[Chart and figure data]
** Start **
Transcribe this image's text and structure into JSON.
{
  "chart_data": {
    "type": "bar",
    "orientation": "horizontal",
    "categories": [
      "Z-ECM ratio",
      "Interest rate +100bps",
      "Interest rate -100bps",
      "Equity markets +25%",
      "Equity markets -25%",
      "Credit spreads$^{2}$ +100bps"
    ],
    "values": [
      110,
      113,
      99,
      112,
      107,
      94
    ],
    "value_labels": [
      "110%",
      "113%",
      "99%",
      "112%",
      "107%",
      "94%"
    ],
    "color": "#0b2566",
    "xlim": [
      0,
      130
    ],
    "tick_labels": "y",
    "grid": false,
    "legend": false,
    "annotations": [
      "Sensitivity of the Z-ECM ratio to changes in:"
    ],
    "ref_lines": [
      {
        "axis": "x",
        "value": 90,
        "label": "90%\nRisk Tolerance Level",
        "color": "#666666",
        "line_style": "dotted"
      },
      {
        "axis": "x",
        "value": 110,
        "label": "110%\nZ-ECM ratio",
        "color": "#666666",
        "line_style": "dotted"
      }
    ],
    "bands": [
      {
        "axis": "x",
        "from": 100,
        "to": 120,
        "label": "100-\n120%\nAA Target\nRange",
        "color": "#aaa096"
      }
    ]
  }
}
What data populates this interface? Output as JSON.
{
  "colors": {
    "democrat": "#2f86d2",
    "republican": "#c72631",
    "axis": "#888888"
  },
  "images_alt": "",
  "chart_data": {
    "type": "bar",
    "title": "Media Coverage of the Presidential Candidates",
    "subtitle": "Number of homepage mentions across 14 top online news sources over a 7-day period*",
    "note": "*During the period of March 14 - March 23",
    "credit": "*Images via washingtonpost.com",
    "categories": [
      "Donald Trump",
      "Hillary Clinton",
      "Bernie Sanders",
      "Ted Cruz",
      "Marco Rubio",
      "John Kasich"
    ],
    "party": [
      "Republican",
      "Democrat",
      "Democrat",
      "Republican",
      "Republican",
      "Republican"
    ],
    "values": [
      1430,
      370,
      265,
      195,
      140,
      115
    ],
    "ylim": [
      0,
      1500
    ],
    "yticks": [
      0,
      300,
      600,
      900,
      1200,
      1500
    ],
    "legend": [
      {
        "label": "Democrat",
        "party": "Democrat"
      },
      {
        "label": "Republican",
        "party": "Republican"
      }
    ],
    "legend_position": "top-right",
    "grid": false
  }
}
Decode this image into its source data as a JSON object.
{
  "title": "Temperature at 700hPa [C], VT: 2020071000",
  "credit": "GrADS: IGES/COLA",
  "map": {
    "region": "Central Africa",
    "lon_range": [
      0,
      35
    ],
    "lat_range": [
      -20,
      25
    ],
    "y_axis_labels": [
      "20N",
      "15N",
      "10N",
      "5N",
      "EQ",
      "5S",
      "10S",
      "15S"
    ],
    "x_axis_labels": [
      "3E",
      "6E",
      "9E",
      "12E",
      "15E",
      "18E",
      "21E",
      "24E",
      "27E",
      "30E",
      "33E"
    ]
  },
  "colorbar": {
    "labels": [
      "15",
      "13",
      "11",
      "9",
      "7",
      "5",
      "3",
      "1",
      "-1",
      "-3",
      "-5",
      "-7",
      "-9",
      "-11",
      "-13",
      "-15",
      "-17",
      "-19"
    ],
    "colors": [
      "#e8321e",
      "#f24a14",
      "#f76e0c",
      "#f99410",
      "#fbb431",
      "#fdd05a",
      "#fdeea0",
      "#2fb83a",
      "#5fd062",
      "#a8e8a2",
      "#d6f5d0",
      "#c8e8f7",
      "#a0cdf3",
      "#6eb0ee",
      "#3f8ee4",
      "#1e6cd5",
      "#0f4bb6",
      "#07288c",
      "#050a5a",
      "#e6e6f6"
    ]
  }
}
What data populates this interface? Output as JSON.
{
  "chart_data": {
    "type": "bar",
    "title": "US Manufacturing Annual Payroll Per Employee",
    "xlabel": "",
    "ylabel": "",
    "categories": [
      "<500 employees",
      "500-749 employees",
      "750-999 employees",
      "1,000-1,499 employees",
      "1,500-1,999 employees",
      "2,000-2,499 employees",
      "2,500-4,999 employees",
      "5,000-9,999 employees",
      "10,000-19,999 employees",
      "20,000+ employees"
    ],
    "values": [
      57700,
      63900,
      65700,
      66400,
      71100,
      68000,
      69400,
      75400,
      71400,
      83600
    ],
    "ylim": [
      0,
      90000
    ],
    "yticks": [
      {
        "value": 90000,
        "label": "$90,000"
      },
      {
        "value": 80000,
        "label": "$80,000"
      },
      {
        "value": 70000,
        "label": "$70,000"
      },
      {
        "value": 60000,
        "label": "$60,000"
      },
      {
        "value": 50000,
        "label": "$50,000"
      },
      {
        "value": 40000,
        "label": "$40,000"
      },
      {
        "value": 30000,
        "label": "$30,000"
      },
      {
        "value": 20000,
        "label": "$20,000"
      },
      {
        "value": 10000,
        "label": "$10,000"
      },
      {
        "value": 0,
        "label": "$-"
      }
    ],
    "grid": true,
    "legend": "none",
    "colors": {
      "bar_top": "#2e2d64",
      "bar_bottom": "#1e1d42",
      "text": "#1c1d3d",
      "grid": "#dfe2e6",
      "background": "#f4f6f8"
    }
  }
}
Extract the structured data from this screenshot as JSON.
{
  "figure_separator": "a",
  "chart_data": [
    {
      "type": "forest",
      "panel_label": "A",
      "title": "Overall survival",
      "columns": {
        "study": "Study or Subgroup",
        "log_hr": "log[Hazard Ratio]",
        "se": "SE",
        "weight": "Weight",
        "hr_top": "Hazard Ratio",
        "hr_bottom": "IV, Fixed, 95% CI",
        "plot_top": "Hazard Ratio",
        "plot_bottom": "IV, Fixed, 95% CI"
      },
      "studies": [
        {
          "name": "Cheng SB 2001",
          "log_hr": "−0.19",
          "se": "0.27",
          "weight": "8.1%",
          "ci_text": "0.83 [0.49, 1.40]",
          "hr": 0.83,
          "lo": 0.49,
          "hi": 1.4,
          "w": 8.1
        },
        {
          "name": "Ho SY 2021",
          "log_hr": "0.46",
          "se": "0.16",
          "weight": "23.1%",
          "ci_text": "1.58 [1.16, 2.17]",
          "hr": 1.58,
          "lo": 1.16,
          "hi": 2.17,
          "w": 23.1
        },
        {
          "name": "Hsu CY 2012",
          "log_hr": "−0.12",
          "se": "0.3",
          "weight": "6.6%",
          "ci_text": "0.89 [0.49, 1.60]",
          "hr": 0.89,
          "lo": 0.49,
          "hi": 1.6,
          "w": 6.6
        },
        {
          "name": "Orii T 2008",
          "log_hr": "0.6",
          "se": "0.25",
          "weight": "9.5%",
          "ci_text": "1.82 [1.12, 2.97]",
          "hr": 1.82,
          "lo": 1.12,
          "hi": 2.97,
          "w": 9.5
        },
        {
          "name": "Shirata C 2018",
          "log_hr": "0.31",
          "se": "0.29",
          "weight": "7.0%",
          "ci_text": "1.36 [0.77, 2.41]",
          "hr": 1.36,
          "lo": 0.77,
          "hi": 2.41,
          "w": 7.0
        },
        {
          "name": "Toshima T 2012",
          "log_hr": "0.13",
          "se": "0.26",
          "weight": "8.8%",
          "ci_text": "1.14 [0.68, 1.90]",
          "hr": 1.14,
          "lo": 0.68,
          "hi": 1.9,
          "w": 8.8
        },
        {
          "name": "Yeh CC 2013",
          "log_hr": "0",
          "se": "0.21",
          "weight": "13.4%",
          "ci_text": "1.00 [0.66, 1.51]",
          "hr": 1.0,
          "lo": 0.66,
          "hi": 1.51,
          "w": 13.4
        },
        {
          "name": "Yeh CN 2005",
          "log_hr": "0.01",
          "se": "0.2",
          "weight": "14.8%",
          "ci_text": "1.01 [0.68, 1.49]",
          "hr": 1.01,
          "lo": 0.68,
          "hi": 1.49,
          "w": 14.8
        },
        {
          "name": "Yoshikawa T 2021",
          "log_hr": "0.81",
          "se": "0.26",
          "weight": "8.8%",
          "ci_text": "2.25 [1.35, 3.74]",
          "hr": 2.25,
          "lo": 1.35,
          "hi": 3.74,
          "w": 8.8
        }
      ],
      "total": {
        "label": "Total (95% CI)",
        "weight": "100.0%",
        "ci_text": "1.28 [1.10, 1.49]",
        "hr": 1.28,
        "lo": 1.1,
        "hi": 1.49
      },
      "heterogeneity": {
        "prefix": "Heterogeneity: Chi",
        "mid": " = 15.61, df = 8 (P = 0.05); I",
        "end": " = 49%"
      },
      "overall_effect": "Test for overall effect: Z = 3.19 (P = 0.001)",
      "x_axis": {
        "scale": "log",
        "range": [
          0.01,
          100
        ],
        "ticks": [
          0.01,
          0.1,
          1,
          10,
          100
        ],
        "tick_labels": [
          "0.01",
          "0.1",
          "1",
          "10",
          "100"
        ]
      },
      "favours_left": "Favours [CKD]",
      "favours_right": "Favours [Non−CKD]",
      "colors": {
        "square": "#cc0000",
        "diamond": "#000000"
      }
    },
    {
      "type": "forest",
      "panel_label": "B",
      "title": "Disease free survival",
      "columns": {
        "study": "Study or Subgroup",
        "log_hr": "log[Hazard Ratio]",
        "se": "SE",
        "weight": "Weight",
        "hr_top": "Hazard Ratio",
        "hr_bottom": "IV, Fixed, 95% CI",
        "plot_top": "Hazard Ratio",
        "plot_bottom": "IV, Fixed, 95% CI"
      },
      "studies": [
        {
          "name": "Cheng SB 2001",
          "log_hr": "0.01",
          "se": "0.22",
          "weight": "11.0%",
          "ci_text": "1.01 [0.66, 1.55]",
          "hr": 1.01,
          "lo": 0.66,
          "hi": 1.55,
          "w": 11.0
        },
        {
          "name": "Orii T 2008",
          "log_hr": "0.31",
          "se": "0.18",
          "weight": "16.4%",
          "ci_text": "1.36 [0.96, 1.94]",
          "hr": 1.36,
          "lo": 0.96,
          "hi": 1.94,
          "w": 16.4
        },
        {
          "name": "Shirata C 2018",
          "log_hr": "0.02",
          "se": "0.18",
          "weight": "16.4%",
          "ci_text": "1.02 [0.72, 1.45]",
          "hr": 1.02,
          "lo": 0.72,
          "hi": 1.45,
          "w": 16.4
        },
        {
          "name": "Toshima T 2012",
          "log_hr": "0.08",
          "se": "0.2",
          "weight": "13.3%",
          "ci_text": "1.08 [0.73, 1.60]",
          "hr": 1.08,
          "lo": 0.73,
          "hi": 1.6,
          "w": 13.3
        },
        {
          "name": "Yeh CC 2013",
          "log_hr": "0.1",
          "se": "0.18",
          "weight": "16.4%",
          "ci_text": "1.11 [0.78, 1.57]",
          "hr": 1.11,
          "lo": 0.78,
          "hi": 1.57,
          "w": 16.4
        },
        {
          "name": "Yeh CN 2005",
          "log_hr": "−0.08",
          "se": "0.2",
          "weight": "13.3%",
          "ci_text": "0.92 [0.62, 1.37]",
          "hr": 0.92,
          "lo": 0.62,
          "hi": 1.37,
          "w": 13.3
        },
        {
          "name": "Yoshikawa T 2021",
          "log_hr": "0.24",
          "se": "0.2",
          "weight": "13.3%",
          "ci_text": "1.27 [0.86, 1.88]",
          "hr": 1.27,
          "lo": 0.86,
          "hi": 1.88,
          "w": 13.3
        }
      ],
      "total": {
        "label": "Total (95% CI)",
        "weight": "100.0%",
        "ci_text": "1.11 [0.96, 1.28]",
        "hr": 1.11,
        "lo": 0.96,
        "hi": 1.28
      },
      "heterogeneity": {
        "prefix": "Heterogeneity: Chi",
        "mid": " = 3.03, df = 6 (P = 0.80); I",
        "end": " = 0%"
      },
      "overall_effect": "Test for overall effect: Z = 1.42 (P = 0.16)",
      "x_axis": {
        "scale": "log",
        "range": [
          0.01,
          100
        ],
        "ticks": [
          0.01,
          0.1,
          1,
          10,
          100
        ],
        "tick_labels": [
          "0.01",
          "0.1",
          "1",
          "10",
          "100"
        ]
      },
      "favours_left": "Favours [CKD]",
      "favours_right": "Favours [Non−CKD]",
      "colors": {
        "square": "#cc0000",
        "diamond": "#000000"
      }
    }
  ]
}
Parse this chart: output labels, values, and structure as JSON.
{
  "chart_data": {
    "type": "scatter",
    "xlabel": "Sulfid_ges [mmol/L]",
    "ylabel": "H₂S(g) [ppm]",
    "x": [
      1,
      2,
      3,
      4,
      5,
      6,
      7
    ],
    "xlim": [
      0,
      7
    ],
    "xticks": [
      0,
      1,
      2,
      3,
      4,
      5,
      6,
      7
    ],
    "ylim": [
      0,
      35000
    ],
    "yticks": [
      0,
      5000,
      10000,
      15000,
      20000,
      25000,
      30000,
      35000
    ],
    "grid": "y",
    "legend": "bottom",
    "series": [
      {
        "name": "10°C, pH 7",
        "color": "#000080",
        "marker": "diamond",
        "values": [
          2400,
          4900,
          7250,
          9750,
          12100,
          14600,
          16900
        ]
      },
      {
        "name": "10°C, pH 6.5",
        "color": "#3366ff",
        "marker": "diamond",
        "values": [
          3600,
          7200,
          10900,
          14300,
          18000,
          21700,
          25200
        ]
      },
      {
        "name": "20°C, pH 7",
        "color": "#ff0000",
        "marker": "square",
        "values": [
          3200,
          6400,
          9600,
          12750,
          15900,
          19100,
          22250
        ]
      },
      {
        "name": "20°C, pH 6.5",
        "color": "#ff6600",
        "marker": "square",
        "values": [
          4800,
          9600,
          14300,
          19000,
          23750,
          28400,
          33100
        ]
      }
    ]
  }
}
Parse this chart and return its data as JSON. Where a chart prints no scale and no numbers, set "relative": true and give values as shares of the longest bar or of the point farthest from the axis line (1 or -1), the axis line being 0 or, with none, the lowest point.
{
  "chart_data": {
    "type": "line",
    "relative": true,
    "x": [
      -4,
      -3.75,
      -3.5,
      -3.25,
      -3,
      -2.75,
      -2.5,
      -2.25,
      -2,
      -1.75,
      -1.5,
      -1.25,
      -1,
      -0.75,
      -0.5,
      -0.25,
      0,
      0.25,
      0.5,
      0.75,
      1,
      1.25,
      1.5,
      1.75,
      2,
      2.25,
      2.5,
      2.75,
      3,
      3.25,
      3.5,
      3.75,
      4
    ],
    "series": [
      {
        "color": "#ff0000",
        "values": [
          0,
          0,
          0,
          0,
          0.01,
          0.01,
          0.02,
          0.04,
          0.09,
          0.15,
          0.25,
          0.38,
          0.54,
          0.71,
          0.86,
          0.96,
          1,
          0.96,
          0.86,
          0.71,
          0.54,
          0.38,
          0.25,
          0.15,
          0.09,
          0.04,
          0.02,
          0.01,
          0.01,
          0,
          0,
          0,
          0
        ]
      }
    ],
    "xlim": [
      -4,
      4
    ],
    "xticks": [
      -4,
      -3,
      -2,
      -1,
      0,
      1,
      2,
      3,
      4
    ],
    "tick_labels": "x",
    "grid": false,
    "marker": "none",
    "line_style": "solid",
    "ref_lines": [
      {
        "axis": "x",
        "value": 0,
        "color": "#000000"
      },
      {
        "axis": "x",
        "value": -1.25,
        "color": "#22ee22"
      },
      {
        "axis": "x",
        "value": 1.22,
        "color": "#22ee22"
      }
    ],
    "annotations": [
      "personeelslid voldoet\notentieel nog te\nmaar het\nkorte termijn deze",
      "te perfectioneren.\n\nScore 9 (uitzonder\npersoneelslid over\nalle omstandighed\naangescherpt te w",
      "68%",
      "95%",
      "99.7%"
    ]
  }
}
** End **
▸ **Request**
Going through the entries above, tally each line that has the word "rate". Answer with the number only.

▸ **Task output**
2